→ **What is required**:
Extract from the listing each line in which the word "образования" appears.

→ **Record extracts**:
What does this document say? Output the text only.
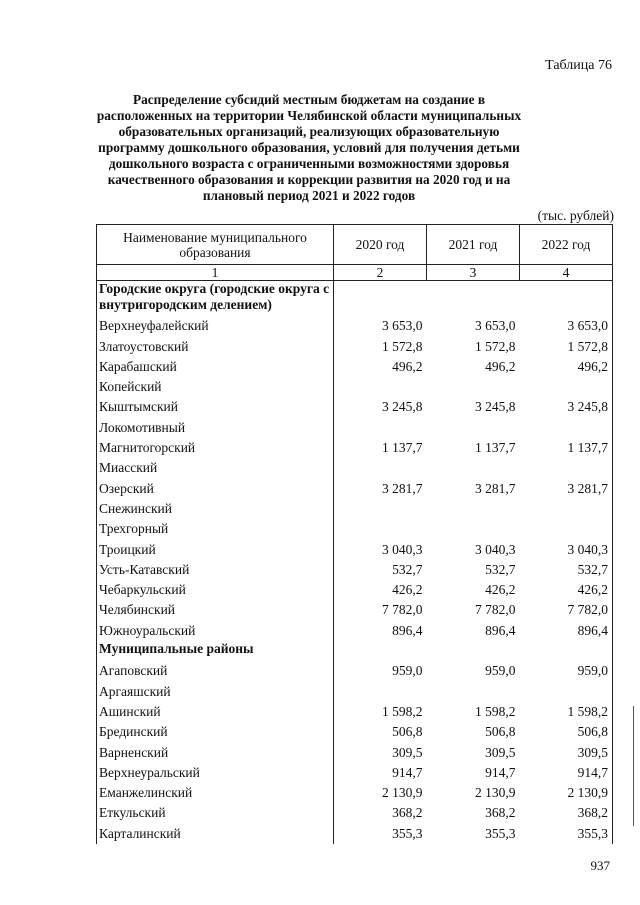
Таблица 76
Распределение субсидий местным бюджетам на создание в расположенных на территории Челябинской области муниципальных образовательных организаций, реализующих образовательную программу дошкольного образования, условий для получения детьми дошкольного возраста с ограниченными возможностями здоровья качественного образования и коррекции развития на 2020 год и на плановый период 2021 и 2022 годов
(тыс. рублей)
Наименование муниципального образования	2020 год	2021 год	2022 год
1	2	3	4
Городские округа (городские округа с внутригородским делением)			
Верхнеуфалейский	3 653,0	3 653,0	3 653,0
Златоустовский	1 572,8	1 572,8	1 572,8
Карабашский	496,2	496,2	496,2
Копейский			
Кыштымский	3 245,8	3 245,8	3 245,8
Локомотивный			
Магнитогорский	1 137,7	1 137,7	1 137,7
Миасский			
Озерский	3 281,7	3 281,7	3 281,7
Снежинский			
Трехгорный			
Троицкий	3 040,3	3 040,3	3 040,3
Усть-Катавский	532,7	532,7	532,7
Чебаркульский	426,2	426,2	426,2
Челябинский	7 782,0	7 782,0	7 782,0
Южноуральский	896,4	896,4	896,4
Муниципальные районы			
Агаповский	959,0	959,0	959,0
Аргаяшский			
Ашинский	1 598,2	1 598,2	1 598,2
Брединский	506,8	506,8	506,8
Варненский	309,5	309,5	309,5
Верхнеуральский	914,7	914,7	914,7
Еманжелинский	2 130,9	2 130,9	2 130,9
Еткульский	368,2	368,2	368,2
Карталинский	355,3	355,3	355,3
937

→ **Result below**:
Распределение субсидий местным бюджетам на создание в расположенных на территории Челябинской области муниципальных образовательных организаций, реализующих образовательную программу дошкольного образования, условий для получения детьми дошкольного возраста с ограниченными возможностями здоровья качественного образования и коррекции развития на 2020 год и на плановый период 2021 и 2022 годов
Наименование муниципального образования	2020 год	2021 год	2022 год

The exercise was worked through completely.